-------- SUPPLIED RECORDS
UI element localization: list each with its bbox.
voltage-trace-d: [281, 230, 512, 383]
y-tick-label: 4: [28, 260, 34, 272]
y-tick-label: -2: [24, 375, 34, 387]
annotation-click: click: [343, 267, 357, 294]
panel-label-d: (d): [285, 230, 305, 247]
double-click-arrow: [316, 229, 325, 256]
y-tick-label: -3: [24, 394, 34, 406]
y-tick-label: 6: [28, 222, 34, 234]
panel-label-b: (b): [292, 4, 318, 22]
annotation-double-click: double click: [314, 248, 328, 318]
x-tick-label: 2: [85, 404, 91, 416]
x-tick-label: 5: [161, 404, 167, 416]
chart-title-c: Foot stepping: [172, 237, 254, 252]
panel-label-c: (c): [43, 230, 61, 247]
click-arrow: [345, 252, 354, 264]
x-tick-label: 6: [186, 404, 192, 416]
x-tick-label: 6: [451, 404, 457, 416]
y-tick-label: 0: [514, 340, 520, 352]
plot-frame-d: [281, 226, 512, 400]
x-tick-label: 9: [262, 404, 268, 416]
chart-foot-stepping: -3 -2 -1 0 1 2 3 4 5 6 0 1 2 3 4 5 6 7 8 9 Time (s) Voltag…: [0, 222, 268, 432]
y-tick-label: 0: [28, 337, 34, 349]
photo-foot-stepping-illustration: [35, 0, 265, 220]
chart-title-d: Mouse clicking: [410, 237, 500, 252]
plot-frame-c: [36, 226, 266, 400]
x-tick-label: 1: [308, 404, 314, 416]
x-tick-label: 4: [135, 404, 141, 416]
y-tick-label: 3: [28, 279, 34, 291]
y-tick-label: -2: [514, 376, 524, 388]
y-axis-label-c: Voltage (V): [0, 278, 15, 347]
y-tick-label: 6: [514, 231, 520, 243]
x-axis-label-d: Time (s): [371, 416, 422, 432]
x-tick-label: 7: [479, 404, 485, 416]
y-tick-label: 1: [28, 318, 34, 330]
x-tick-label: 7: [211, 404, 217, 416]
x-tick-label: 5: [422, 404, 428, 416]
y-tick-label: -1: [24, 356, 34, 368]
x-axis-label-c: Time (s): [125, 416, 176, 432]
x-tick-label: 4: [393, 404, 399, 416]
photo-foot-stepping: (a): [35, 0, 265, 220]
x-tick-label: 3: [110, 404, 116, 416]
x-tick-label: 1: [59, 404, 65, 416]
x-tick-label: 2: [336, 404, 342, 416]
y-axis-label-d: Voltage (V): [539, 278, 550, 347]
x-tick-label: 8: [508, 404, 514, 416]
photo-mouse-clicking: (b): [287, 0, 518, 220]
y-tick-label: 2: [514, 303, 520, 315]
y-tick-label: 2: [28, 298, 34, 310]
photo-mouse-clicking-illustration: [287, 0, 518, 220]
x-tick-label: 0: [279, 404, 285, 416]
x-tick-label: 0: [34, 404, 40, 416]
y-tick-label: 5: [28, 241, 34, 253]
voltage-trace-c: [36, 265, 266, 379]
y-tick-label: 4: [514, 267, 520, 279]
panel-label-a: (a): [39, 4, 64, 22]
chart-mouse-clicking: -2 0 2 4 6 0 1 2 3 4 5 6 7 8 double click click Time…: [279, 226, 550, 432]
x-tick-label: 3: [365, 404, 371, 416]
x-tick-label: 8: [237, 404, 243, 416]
----------------
Write the lines of the listing as a numbered list, running from the start of the listing through the line containing "x-tick-label: 6: [186, 404, 192, 416]", with both ends included. Leave out any blank lines.

1. UI element localization: list each with its bbox.
2. voltage-trace-d: [281, 230, 512, 383]
3. y-tick-label: 4: [28, 260, 34, 272]
4. y-tick-label: -2: [24, 375, 34, 387]
5. annotation-click: click: [343, 267, 357, 294]
6. panel-label-d: (d): [285, 230, 305, 247]
7. double-click-arrow: [316, 229, 325, 256]
8. y-tick-label: -3: [24, 394, 34, 406]
9. y-tick-label: 6: [28, 222, 34, 234]
10. panel-label-b: (b): [292, 4, 318, 22]
11. annotation-double-click: double click: [314, 248, 328, 318]
12. x-tick-label: 2: [85, 404, 91, 416]
13. x-tick-label: 5: [161, 404, 167, 416]
14. chart-title-c: Foot stepping: [172, 237, 254, 252]
15. panel-label-c: (c): [43, 230, 61, 247]
16. click-arrow: [345, 252, 354, 264]
17. x-tick-label: 6: [186, 404, 192, 416]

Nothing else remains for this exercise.